--- Required work ---
Copy all of the records below verbatim.

--- Task data ---
------------

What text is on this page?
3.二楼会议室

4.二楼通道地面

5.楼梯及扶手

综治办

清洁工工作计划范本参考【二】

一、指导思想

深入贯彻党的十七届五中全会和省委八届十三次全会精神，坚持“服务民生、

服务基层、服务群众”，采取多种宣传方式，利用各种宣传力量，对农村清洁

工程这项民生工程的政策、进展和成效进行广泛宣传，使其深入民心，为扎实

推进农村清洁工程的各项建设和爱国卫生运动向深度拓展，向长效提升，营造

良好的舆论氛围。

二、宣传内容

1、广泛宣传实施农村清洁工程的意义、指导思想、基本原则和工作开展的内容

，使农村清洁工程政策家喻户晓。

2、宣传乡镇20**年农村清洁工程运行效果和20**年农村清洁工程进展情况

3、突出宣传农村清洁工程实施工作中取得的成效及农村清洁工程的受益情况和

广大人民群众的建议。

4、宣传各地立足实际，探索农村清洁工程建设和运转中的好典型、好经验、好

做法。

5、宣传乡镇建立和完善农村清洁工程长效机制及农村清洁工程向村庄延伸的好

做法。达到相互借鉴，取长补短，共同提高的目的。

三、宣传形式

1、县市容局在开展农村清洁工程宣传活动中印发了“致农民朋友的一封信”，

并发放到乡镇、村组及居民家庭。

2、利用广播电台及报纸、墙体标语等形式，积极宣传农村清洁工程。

------------

--- Problem solution ---
What text is on this page?
3.二楼会议室

4.二楼通道地面

5.楼梯及扶手

综治办

清洁工工作计划范本参考【二】

一、指导思想

深入贯彻党的十七届五中全会和省委八届十三次全会精神，坚持“服务民生、

服务基层、服务群众”，采取多种宣传方式，利用各种宣传力量，对农村清洁

工程这项民生工程的政策、进展和成效进行广泛宣传，使其深入民心，为扎实

推进农村清洁工程的各项建设和爱国卫生运动向深度拓展，向长效提升，营造

良好的舆论氛围。

二、宣传内容

1、广泛宣传实施农村清洁工程的意义、指导思想、基本原则和工作开展的内容

，使农村清洁工程政策家喻户晓。

2、宣传乡镇20**年农村清洁工程运行效果和20**年农村清洁工程进展情况

3、突出宣传农村清洁工程实施工作中取得的成效及农村清洁工程的受益情况和

广大人民群众的建议。

4、宣传各地立足实际，探索农村清洁工程建设和运转中的好典型、好经验、好

做法。

5、宣传乡镇建立和完善农村清洁工程长效机制及农村清洁工程向村庄延伸的好

做法。达到相互借鉴，取长补短，共同提高的目的。

三、宣传形式

1、县市容局在开展农村清洁工程宣传活动中印发了“致农民朋友的一封信”，

并发放到乡镇、村组及居民家庭。

2、利用广播电台及报纸、墙体标语等形式，积极宣传农村清洁工程。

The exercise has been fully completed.